Collect every line of the material below that contains the word "transducer", copying each such line in full.
>>
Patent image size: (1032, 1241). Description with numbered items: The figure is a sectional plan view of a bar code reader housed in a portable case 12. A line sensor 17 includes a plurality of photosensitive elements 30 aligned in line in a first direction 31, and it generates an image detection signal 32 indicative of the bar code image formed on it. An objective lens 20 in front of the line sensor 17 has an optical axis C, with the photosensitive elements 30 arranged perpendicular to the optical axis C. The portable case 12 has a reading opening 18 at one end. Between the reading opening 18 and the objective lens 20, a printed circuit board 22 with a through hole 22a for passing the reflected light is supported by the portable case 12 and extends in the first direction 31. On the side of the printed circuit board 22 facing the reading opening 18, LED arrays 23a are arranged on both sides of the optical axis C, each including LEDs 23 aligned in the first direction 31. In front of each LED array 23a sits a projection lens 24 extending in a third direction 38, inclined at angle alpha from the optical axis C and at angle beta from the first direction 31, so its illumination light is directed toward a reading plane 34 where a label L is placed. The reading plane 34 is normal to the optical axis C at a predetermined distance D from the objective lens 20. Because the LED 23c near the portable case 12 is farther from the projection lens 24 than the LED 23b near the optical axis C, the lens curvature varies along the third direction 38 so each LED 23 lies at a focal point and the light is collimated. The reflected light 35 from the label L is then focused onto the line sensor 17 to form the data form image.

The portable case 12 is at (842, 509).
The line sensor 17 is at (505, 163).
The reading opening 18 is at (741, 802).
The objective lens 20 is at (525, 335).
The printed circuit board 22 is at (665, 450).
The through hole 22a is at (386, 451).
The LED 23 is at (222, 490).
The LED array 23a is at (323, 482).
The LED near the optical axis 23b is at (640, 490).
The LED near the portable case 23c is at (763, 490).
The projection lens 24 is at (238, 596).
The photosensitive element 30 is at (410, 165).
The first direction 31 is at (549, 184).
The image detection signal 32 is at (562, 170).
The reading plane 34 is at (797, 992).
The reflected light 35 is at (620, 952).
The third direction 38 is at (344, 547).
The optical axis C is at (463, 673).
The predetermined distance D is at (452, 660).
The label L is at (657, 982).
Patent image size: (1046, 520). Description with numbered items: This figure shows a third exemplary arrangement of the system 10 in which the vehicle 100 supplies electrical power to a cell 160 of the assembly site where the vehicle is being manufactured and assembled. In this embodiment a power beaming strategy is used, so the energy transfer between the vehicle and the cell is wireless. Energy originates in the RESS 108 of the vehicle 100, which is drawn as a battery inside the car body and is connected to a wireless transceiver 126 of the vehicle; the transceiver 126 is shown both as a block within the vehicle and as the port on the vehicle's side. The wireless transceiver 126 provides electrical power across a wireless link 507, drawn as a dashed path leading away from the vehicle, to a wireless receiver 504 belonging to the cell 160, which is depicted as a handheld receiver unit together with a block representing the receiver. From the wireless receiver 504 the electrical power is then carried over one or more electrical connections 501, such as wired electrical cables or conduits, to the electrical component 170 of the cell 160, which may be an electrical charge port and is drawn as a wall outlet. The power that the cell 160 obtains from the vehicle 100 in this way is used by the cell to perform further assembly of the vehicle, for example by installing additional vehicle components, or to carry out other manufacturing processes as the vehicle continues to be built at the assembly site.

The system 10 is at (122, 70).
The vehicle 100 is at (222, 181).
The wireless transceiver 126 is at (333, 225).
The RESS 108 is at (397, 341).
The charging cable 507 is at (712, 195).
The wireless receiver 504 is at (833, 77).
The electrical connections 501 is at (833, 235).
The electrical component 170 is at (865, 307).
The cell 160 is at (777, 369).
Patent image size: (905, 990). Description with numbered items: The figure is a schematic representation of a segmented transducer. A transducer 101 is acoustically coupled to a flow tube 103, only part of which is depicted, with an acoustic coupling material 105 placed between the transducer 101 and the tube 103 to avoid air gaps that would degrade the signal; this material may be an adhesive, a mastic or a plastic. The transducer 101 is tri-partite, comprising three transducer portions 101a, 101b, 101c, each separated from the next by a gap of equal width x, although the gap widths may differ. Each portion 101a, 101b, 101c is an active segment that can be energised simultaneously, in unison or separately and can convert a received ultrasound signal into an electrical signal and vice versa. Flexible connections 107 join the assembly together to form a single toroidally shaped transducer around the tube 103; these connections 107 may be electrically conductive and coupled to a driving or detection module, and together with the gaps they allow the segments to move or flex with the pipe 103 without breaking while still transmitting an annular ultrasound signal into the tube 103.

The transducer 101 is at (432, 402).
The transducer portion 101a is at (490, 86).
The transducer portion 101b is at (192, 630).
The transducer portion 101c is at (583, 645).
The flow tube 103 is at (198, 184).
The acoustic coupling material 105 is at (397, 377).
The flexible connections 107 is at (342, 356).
<<
#### RESULT:
Patent image size: (905, 990). Description with numbered items: The figure is a schematic representation of a segmented transducer. A transducer 101 is acoustically coupled to a flow tube 103, only part of which is depicted, with an acoustic coupling material 105 placed between the transducer 101 and the tube 103 to avoid air gaps that would degrade the signal; this material may be an adhesive, a mastic or a plastic. The transducer 101 is tri-partite, comprising three transducer portions 101a, 101b, 101c, each separated from the next by a gap of equal width x, although the gap widths may differ. Each portion 101a, 101b, 101c is an active segment that can be energised simultaneously, in unison or separately and can convert a received ultrasound signal into an electrical signal and vice versa. Flexible connections 107 join the assembly together to form a single toroidally shaped transducer around the tube 103; these connections 107 may be electrically conductive and coupled to a driving or detection module, and together with the gaps they allow the segments to move or flex with the pipe 103 without breaking while still transmitting an annular ultrasound signal into the tube 103.
The transducer 101 is at (432, 402).
The transducer portion 101a is at (490, 86).
The transducer portion 101b is at (192, 630).
The transducer portion 101c is at (583, 645).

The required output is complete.